— Start of PROVIDED RECORDS —
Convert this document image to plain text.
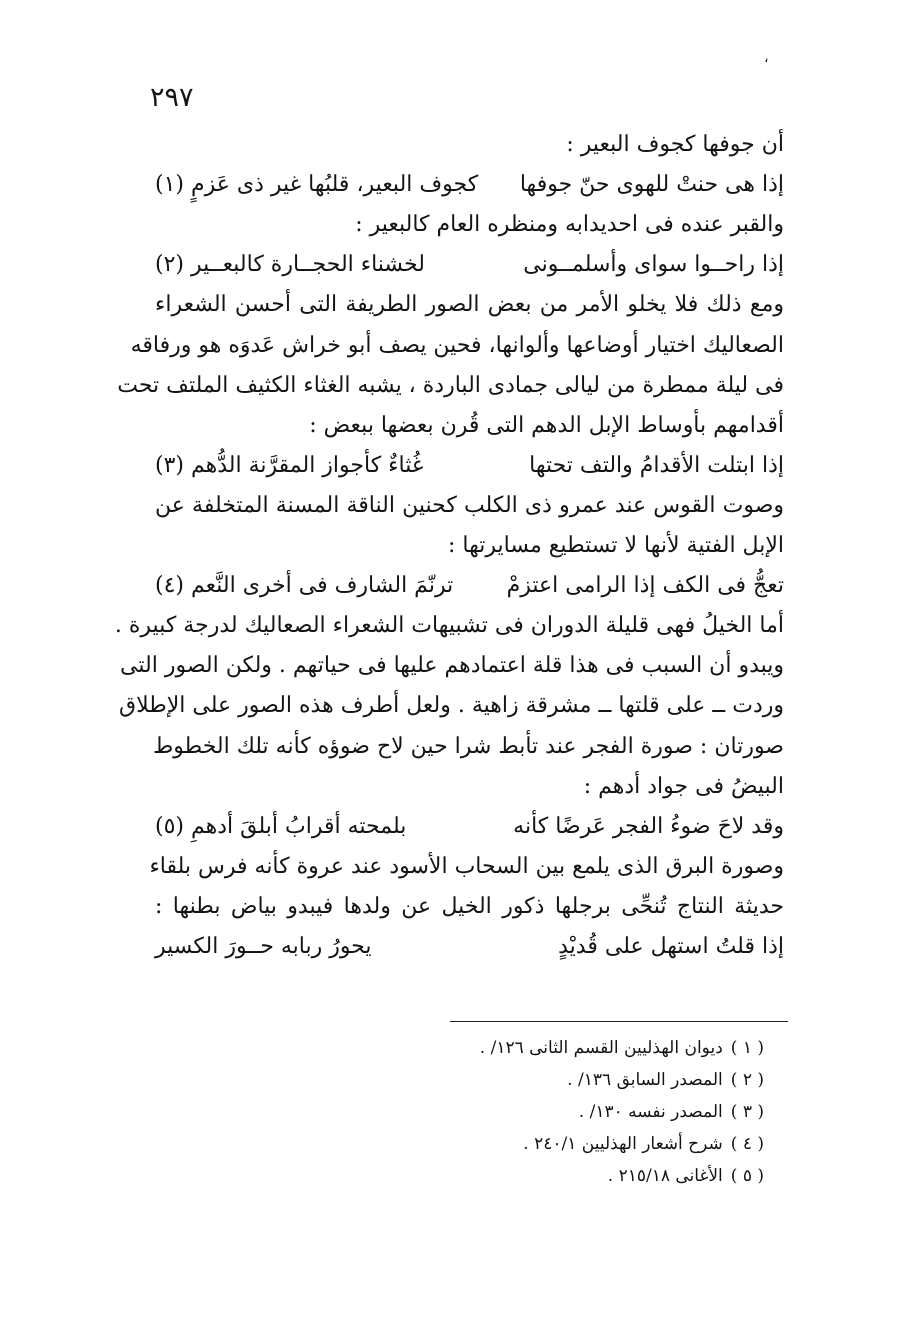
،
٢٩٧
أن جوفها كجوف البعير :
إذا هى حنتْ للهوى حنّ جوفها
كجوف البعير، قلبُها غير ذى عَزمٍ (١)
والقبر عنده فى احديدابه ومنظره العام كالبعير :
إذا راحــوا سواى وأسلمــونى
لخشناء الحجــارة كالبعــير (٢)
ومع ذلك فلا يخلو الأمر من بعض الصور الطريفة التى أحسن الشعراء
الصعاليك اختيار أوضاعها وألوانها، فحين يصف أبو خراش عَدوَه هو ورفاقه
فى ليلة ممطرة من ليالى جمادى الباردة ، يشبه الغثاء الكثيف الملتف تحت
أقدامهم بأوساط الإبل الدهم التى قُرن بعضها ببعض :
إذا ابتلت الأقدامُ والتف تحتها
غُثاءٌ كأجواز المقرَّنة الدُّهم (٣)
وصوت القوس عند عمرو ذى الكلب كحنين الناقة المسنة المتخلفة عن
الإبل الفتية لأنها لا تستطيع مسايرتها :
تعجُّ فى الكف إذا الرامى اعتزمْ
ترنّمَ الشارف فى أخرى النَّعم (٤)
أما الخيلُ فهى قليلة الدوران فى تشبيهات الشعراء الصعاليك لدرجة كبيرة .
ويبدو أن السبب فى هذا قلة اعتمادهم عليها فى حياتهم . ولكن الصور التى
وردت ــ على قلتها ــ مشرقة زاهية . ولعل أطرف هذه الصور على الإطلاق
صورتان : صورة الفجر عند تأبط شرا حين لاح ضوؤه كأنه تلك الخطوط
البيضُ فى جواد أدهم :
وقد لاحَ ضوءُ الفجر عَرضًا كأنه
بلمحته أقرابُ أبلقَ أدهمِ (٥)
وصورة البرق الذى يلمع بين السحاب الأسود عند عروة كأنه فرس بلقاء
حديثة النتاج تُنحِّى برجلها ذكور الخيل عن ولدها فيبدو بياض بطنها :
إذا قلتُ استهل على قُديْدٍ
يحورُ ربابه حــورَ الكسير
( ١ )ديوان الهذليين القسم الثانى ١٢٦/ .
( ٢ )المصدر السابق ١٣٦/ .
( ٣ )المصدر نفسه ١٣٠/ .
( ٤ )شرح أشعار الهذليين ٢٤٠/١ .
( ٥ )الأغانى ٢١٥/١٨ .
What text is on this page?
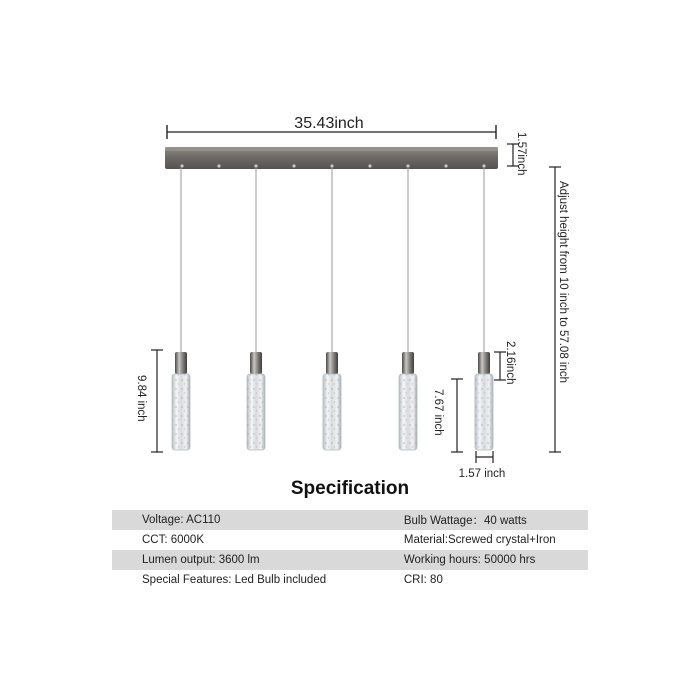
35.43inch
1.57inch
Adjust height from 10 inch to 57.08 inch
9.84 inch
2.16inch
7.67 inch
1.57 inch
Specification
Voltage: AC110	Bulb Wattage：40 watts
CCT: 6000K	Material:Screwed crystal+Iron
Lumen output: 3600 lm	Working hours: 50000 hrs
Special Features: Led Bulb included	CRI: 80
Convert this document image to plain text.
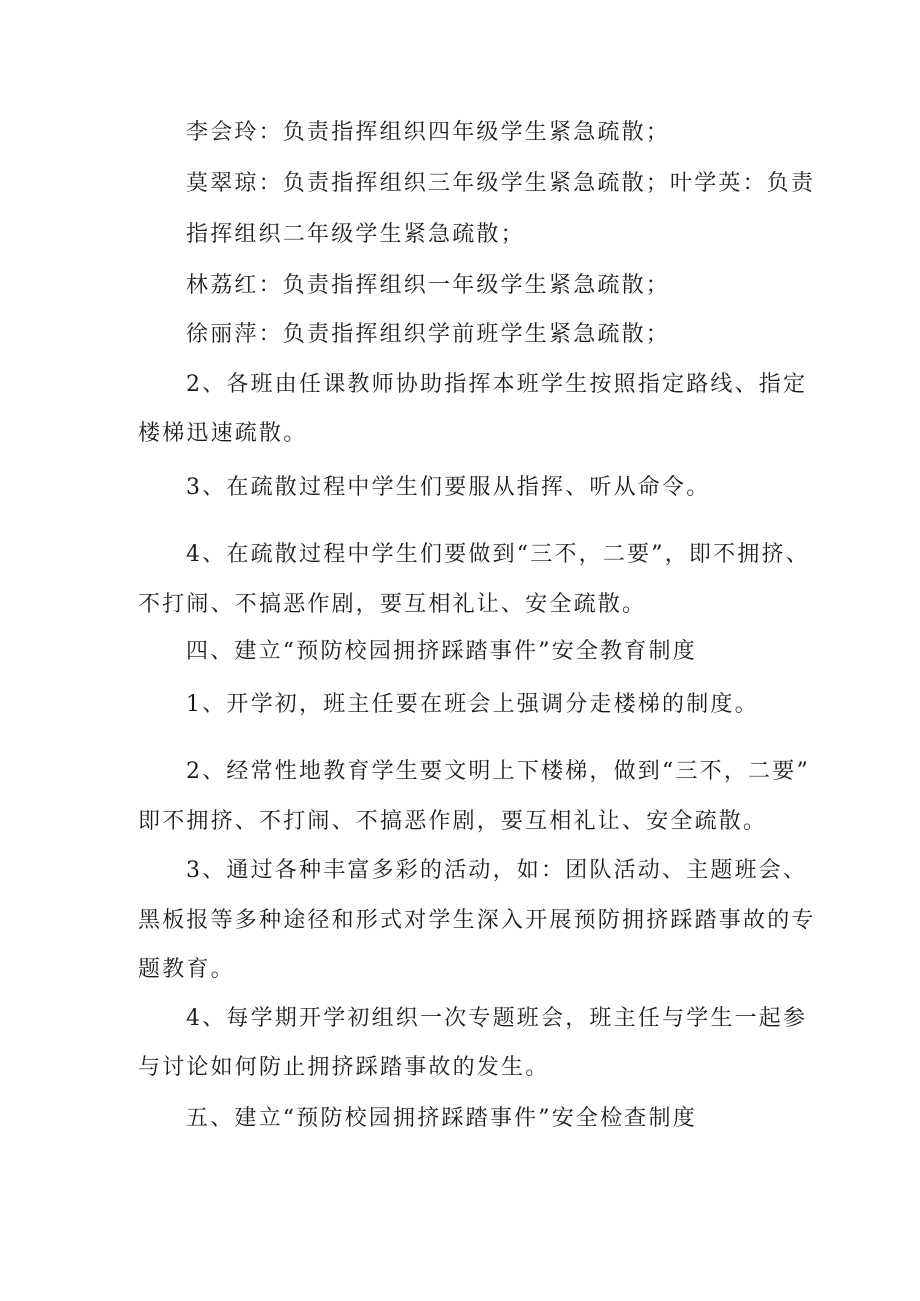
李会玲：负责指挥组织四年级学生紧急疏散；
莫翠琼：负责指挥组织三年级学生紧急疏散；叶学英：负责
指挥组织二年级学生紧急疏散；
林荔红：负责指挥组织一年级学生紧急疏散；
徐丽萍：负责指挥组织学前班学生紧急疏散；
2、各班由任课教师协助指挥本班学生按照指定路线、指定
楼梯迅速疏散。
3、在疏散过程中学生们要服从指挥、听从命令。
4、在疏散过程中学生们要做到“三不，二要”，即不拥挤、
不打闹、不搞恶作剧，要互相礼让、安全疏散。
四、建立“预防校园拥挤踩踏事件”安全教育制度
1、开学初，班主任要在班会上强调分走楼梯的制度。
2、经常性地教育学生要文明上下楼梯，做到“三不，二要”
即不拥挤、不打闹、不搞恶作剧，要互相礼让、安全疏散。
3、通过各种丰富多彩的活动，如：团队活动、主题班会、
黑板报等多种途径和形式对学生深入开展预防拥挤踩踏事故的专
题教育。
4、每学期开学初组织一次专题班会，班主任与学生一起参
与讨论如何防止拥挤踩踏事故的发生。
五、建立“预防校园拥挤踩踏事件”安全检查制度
— End of PROVIDED RECORDS —
EXERCISE PROMPT:
From the entries above, copy every line containing the word "الصور".

FULL RESPONSE:
ومع ذلك فلا يخلو الأمر من بعض الصور الطريفة التى أحسن الشعراء
ويبدو أن السبب فى هذا قلة اعتمادهم عليها فى حياتهم . ولكن الصور التى
وردت ــ على قلتها ــ مشرقة زاهية . ولعل أطرف هذه الصور على الإطلاق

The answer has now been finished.